Transcribe all records exactly.
BEGIN Extracted information
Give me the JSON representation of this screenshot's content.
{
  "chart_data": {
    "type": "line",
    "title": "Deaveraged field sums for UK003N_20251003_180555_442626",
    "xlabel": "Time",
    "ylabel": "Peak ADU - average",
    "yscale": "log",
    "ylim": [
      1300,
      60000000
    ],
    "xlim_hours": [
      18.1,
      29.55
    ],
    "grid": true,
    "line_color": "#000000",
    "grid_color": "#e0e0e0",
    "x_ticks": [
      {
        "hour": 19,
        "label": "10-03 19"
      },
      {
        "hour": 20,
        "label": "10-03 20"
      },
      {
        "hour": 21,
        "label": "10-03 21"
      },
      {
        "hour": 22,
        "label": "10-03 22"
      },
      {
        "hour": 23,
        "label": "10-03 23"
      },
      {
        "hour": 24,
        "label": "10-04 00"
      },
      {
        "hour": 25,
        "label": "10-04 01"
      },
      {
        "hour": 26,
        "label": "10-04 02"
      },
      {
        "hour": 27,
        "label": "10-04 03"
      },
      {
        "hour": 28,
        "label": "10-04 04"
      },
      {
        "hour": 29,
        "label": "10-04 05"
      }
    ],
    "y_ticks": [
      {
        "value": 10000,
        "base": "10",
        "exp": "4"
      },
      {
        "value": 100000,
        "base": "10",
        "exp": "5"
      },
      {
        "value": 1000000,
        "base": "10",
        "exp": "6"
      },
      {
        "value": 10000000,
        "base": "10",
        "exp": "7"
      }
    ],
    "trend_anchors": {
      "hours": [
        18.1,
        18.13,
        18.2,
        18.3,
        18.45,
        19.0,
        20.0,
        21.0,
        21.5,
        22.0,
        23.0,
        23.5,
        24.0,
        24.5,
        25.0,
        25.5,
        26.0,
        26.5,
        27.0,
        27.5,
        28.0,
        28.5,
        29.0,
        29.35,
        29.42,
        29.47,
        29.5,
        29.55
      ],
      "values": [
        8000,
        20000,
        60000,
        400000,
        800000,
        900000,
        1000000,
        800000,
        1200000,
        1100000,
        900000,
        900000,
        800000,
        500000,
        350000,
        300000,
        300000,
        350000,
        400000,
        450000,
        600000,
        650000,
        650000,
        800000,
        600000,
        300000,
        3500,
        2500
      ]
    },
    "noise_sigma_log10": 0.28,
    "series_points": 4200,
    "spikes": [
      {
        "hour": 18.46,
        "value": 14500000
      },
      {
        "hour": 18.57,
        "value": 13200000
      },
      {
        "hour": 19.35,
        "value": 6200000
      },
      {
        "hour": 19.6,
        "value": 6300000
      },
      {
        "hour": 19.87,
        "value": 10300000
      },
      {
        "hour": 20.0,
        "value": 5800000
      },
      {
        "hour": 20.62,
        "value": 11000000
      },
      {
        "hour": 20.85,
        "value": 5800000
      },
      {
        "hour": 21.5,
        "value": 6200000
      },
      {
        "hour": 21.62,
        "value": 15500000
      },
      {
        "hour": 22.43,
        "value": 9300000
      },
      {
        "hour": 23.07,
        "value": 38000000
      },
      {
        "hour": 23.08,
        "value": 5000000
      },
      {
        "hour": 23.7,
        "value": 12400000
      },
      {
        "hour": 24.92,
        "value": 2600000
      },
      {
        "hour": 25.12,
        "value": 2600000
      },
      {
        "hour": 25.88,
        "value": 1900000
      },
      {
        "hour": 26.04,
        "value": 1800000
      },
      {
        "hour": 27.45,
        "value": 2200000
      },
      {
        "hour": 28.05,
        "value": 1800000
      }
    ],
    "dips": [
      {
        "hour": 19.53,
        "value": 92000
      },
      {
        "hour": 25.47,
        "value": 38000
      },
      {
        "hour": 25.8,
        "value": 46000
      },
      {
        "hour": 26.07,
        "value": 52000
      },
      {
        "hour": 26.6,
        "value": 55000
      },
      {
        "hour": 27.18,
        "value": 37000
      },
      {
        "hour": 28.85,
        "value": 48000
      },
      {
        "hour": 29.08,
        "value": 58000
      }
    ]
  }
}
END Extracted information
#### Complete output:
Give me the JSON representation of this screenshot's content.
{
  "chart_data": {
    "type": "line",
    "title": "Deaveraged field sums for UK003N_20251003_180555_442626",
    "xlabel": "Time",
    "ylabel": "Peak ADU - average",
    "yscale": "log",
    "ylim": [
      1300,
      60000000
    ],
    "xlim_hours": [
      18.1,
      29.55
    ],
    "grid": true,
    "line_color": "#000000",
    "grid_color": "#e0e0e0",
    "x_ticks": [
      {
        "hour": 19,
        "label": "10-03 19"
      },
      {
        "hour": 20,
        "label": "10-03 20"
      },
      {
        "hour": 21,
        "label": "10-03 21"
      },
      {
        "hour": 22,
        "label": "10-03 22"
      },
      {
        "hour": 23,
        "label": "10-03 23"
      },
      {
        "hour": 24,
        "label": "10-04 00"
      },
      {
        "hour": 25,
        "label": "10-04 01"
      },
      {
        "hour": 26,
        "label": "10-04 02"
      },
      {
        "hour": 27,
        "label": "10-04 03"
      },
      {
        "hour": 28,
        "label": "10-04 04"
      },
      {
        "hour": 29,
        "label": "10-04 05"
      }
    ],
    "y_ticks": [
      {
        "value": 10000,
        "base": "10",
        "exp": "4"
      },
      {
        "value": 100000,
        "base": "10",
        "exp": "5"
      },
      {
        "value": 1000000,
        "base": "10",
        "exp": "6"
      },
      {
        "value": 10000000,
        "base": "10",
        "exp": "7"
      }
    ],
    "trend_anchors": {
      "hours": [
        18.1,
        18.13,
        18.2,
        18.3,
        18.45,
        19.0,
        20.0,
        21.0,
        21.5,
        22.0,
        23.0,
        23.5,
        24.0,
        24.5,
        25.0,
        25.5,
        26.0,
        26.5,
        27.0,
        27.5,
        28.0,
        28.5,
        29.0,
        29.35,
        29.42,
        29.47,
        29.5,
        29.55
      ],
      "values": [
        8000,
        20000,
        60000,
        400000,
        800000,
        900000,
        1000000,
        800000,
        1200000,
        1100000,
        900000,
        900000,
        800000,
        500000,
        350000,
        300000,
        300000,
        350000,
        400000,
        450000,
        600000,
        650000,
        650000,
        800000,
        600000,
        300000,
        3500,
        2500
      ]
    },
    "noise_sigma_log10": 0.28,
    "series_points": 4200,
    "spikes": [
      {
        "hour": 18.46,
        "value": 14500000
      },
      {
        "hour": 18.57,
        "value": 13200000
      },
      {
        "hour": 19.35,
        "value": 6200000
      },
      {
        "hour": 19.6,
        "value": 6300000
      },
      {
        "hour": 19.87,
        "value": 10300000
      },
      {
        "hour": 20.0,
        "value": 5800000
      },
      {
        "hour": 20.62,
        "value": 11000000
      },
      {
        "hour": 20.85,
        "value": 5800000
      },
      {
        "hour": 21.5,
        "value": 6200000
      },
      {
        "hour": 21.62,
        "value": 15500000
      },
      {
        "hour": 22.43,
        "value": 9300000
      },
      {
        "hour": 23.07,
        "value": 38000000
      },
      {
        "hour": 23.08,
        "value": 5000000
      },
      {
        "hour": 23.7,
        "value": 12400000
      },
      {
        "hour": 24.92,
        "value": 2600000
      },
      {
        "hour": 25.12,
        "value": 2600000
      },
      {
        "hour": 25.88,
        "value": 1900000
      },
      {
        "hour": 26.04,
        "value": 1800000
      },
      {
        "hour": 27.45,
        "value": 2200000
      },
      {
        "hour": 28.05,
        "value": 1800000
      }
    ],
    "dips": [
      {
        "hour": 19.53,
        "value": 92000
      },
      {
        "hour": 25.47,
        "value": 38000
      },
      {
        "hour": 25.8,
        "value": 46000
      },
      {
        "hour": 26.07,
        "value": 52000
      },
      {
        "hour": 26.6,
        "value": 55000
      },
      {
        "hour": 27.18,
        "value": 37000
      },
      {
        "hour": 28.85,
        "value": 48000
      },
      {
        "hour": 29.08,
        "value": 58000
      }
    ]
  }
}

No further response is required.